> [Requirement] Copy each line with the word "Cube" in it.

___ Material provided ___

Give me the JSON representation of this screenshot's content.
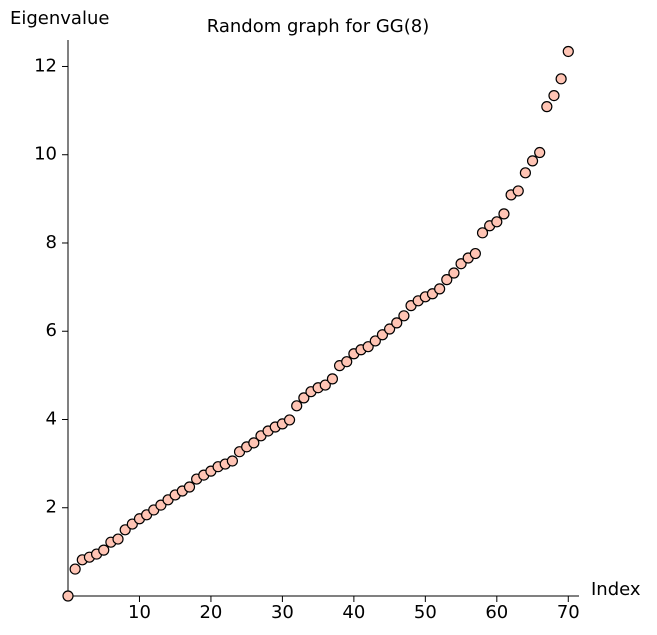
{
  "chart_data": {
    "type": "scatter",
    "title": "Random graph for GG(8)",
    "x_label": "Index",
    "y_label": "Eigenvalue",
    "color": "#ffc4b4",
    "edge_color": "#000000",
    "x": [
      0,
      1,
      2,
      3,
      4,
      5,
      6,
      7,
      8,
      9,
      10,
      11,
      12,
      13,
      14,
      15,
      16,
      17,
      18,
      19,
      20,
      21,
      22,
      23,
      24,
      25,
      26,
      27,
      28,
      29,
      30,
      31,
      32,
      33,
      34,
      35,
      36,
      37,
      38,
      39,
      40,
      41,
      42,
      43,
      44,
      45,
      46,
      47,
      48,
      49,
      50,
      51,
      52,
      53,
      54,
      55,
      56,
      57,
      58,
      59,
      60,
      61,
      62,
      63,
      64,
      65,
      66,
      67,
      68,
      69,
      70
    ],
    "values": [
      0,
      0.61,
      0.82,
      0.88,
      0.95,
      1.04,
      1.22,
      1.29,
      1.5,
      1.63,
      1.75,
      1.84,
      1.95,
      2.06,
      2.18,
      2.29,
      2.38,
      2.47,
      2.65,
      2.74,
      2.83,
      2.93,
      2.99,
      3.06,
      3.27,
      3.38,
      3.47,
      3.63,
      3.74,
      3.83,
      3.9,
      3.99,
      4.31,
      4.49,
      4.63,
      4.72,
      4.78,
      4.92,
      5.22,
      5.31,
      5.49,
      5.58,
      5.65,
      5.78,
      5.92,
      6.05,
      6.19,
      6.35,
      6.58,
      6.69,
      6.78,
      6.85,
      6.96,
      7.17,
      7.32,
      7.53,
      7.66,
      7.76,
      8.23,
      8.39,
      8.48,
      8.66,
      9.09,
      9.18,
      9.59,
      9.86,
      10.05,
      11.09,
      11.34,
      11.72,
      12.34
    ],
    "xlim": [
      0,
      71.5
    ],
    "ylim": [
      0,
      12.6
    ],
    "xticks": [
      10,
      20,
      30,
      40,
      50,
      60,
      70
    ],
    "yticks": [
      2,
      4,
      6,
      8,
      10,
      12
    ]
  }
}
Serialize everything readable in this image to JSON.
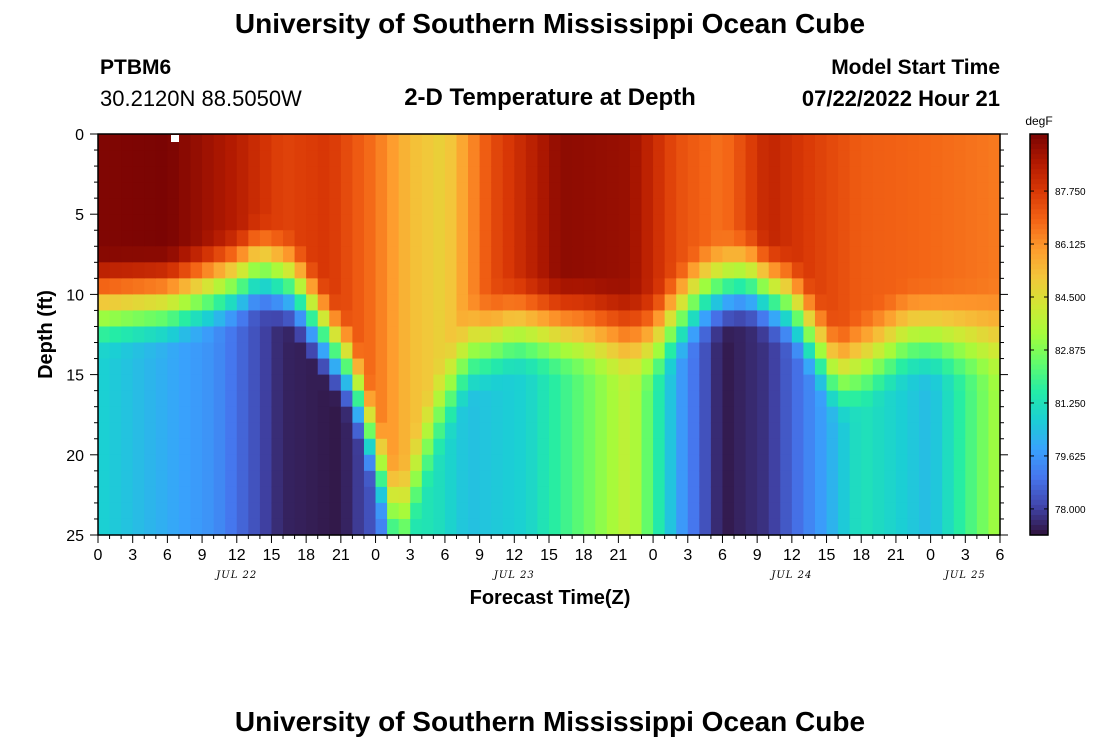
{
  "header": {
    "title": "University of Southern Mississippi Ocean Cube",
    "station": "PTBM6",
    "coords": "30.2120N  88.5050W",
    "subtitle": "2-D Temperature at Depth",
    "model_start_label": "Model Start Time",
    "model_start_value": "07/22/2022 Hour 21"
  },
  "footer": {
    "title": "University of Southern Mississippi Ocean Cube"
  },
  "chart_data": {
    "type": "heatmap",
    "title": "2-D Temperature at Depth",
    "xlabel": "Forecast Time(Z)",
    "ylabel": "Depth (ft)",
    "x_range_hours": [
      0,
      78
    ],
    "x_ticks": [
      "0",
      "3",
      "6",
      "9",
      "12",
      "15",
      "18",
      "21",
      "0",
      "3",
      "6",
      "9",
      "12",
      "15",
      "18",
      "21",
      "0",
      "3",
      "6",
      "9",
      "12",
      "15",
      "18",
      "21",
      "0",
      "3",
      "6"
    ],
    "x_tick_hours": [
      0,
      3,
      6,
      9,
      12,
      15,
      18,
      21,
      24,
      27,
      30,
      33,
      36,
      39,
      42,
      45,
      48,
      51,
      54,
      57,
      60,
      63,
      66,
      69,
      72,
      75,
      78
    ],
    "date_labels": [
      {
        "label": "JUL 22",
        "hour": 12
      },
      {
        "label": "JUL 23",
        "hour": 36
      },
      {
        "label": "JUL 24",
        "hour": 60
      },
      {
        "label": "JUL 25",
        "hour": 75
      }
    ],
    "y_range_ft": [
      0,
      25
    ],
    "y_ticks": [
      0,
      5,
      10,
      15,
      20,
      25
    ],
    "colorbar": {
      "unit": "degF",
      "min": 77.2,
      "max": 89.5,
      "ticks": [
        "87.750",
        "86.125",
        "84.500",
        "82.875",
        "81.250",
        "79.625",
        "78.000"
      ],
      "tick_values": [
        87.75,
        86.125,
        84.5,
        82.875,
        81.25,
        79.625,
        78.0
      ],
      "colormap": [
        "#30123b",
        "#4145ab",
        "#4675ed",
        "#39a2fc",
        "#1bcfd4",
        "#24eca6",
        "#61fc6c",
        "#a4fc3b",
        "#d1e834",
        "#f3c63a",
        "#fe9b2d",
        "#f36315",
        "#d93806",
        "#b11901",
        "#7a0403"
      ]
    },
    "thermocline_depth_ft": {
      "hours": [
        0,
        6,
        12,
        14,
        17,
        22,
        26,
        29,
        32,
        36,
        42,
        48,
        52,
        56,
        60,
        64,
        70,
        78
      ],
      "depths": [
        10.5,
        10.3,
        9.0,
        8.3,
        9.5,
        15.0,
        24.5,
        18.0,
        13.5,
        12.0,
        12.0,
        12.8,
        10.0,
        9.0,
        10.5,
        15.0,
        12.5,
        12.5
      ]
    },
    "surface_temp_degF": {
      "hours": [
        0,
        6,
        12,
        16,
        20,
        24,
        27,
        30,
        34,
        40,
        46,
        50,
        54,
        58,
        62,
        66,
        72,
        78
      ],
      "values": [
        89.4,
        89.5,
        88.5,
        87.5,
        87.8,
        86.6,
        85.3,
        84.8,
        87.3,
        89.2,
        89.0,
        87.3,
        86.6,
        88.3,
        87.6,
        87.0,
        86.8,
        86.5
      ]
    },
    "bottom_temp_degF": {
      "hours": [
        0,
        10,
        16,
        21,
        24,
        26,
        29,
        32,
        37,
        42,
        46,
        50,
        54,
        58,
        62,
        66,
        72,
        78
      ],
      "values": [
        80.8,
        79.5,
        77.5,
        77.3,
        78.5,
        81.5,
        81.3,
        80.4,
        80.8,
        82.5,
        84.0,
        80.0,
        77.3,
        77.8,
        79.5,
        81.3,
        80.3,
        83.5
      ]
    }
  }
}
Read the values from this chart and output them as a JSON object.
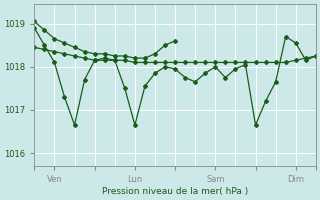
{
  "title": "",
  "xlabel": "Pression niveau de la mer( hPa )",
  "ylabel": "",
  "bg_color": "#cce8e8",
  "plot_bg_color": "#cce8e8",
  "line_color": "#1a5c1a",
  "grid_color": "#ffffff",
  "tick_label_color": "#1a5c1a",
  "axis_color": "#888888",
  "ylim": [
    1015.7,
    1019.45
  ],
  "yticks": [
    1016,
    1017,
    1018,
    1019
  ],
  "xtick_labels": [
    "",
    "Ven",
    "",
    "Lun",
    "",
    "Sam",
    "",
    "Dim",
    ""
  ],
  "xtick_positions": [
    0,
    12,
    36,
    60,
    84,
    108,
    132,
    156,
    168
  ],
  "series1_x": [
    0,
    6,
    12,
    18,
    24,
    30,
    36,
    42,
    48,
    54,
    60,
    66,
    72,
    78,
    84
  ],
  "series1": [
    1019.05,
    1018.85,
    1018.65,
    1018.55,
    1018.45,
    1018.35,
    1018.3,
    1018.3,
    1018.25,
    1018.25,
    1018.2,
    1018.2,
    1018.3,
    1018.5,
    1018.6
  ],
  "series2_x": [
    0,
    6,
    12,
    18,
    24,
    30,
    36,
    42,
    48,
    54,
    60,
    66,
    72,
    78,
    84,
    90,
    96,
    102,
    108,
    114,
    120,
    126,
    132,
    138,
    144,
    150,
    156,
    162,
    168
  ],
  "series2": [
    1018.45,
    1018.4,
    1018.35,
    1018.3,
    1018.25,
    1018.2,
    1018.15,
    1018.15,
    1018.15,
    1018.15,
    1018.1,
    1018.1,
    1018.1,
    1018.1,
    1018.1,
    1018.1,
    1018.1,
    1018.1,
    1018.1,
    1018.1,
    1018.1,
    1018.1,
    1018.1,
    1018.1,
    1018.1,
    1018.1,
    1018.15,
    1018.2,
    1018.25
  ],
  "series3_x": [
    0,
    6,
    12,
    18,
    24,
    30,
    36,
    42,
    48,
    54,
    60,
    66,
    72,
    78,
    84,
    90,
    96,
    102,
    108,
    114,
    120,
    126,
    132,
    138,
    144,
    150,
    156,
    162,
    168
  ],
  "series3": [
    1018.9,
    1018.5,
    1018.1,
    1017.3,
    1016.65,
    1017.7,
    1018.15,
    1018.2,
    1018.15,
    1017.5,
    1016.65,
    1017.55,
    1017.85,
    1018.0,
    1017.95,
    1017.75,
    1017.65,
    1017.85,
    1018.0,
    1017.75,
    1017.95,
    1018.05,
    1016.65,
    1017.2,
    1017.65,
    1018.7,
    1018.55,
    1018.15,
    1018.25
  ],
  "xmax": 168
}
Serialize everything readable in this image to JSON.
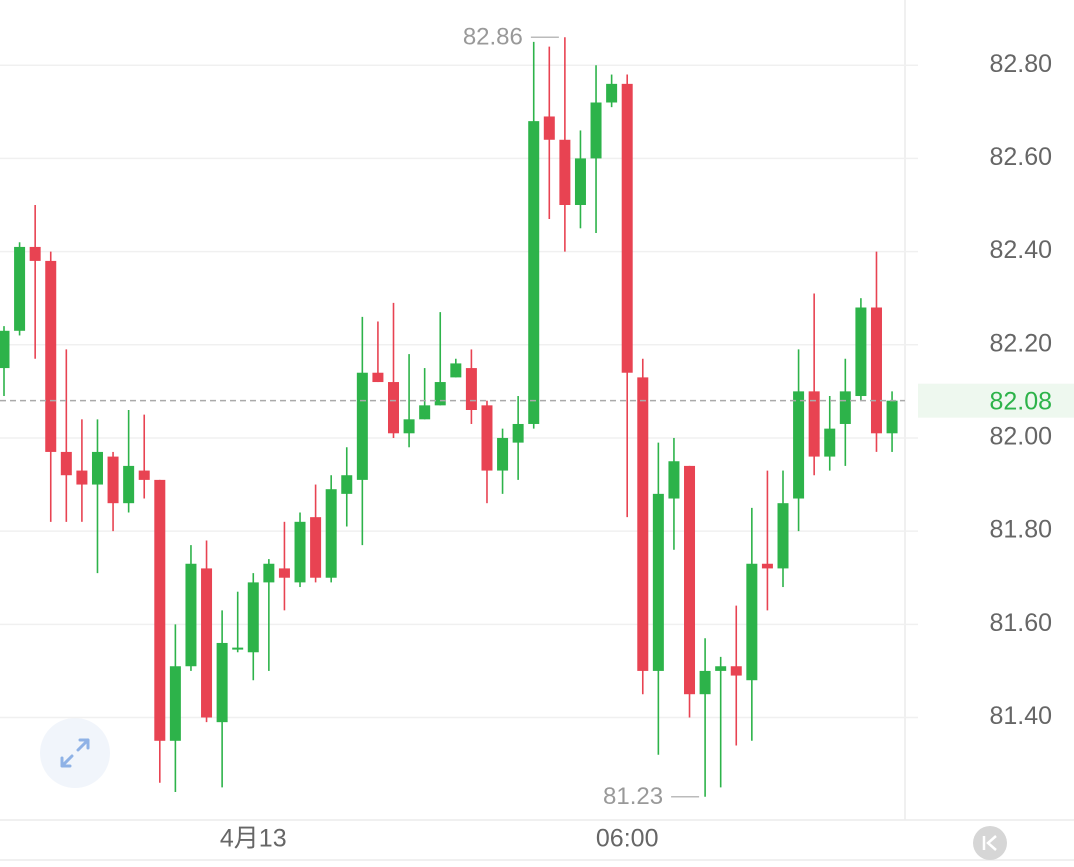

___

> [Answer to this problem]
    "title": "University of Southern Mississippi Ocean Cube",
    "title": "University of Southern Mississippi Ocean Cube"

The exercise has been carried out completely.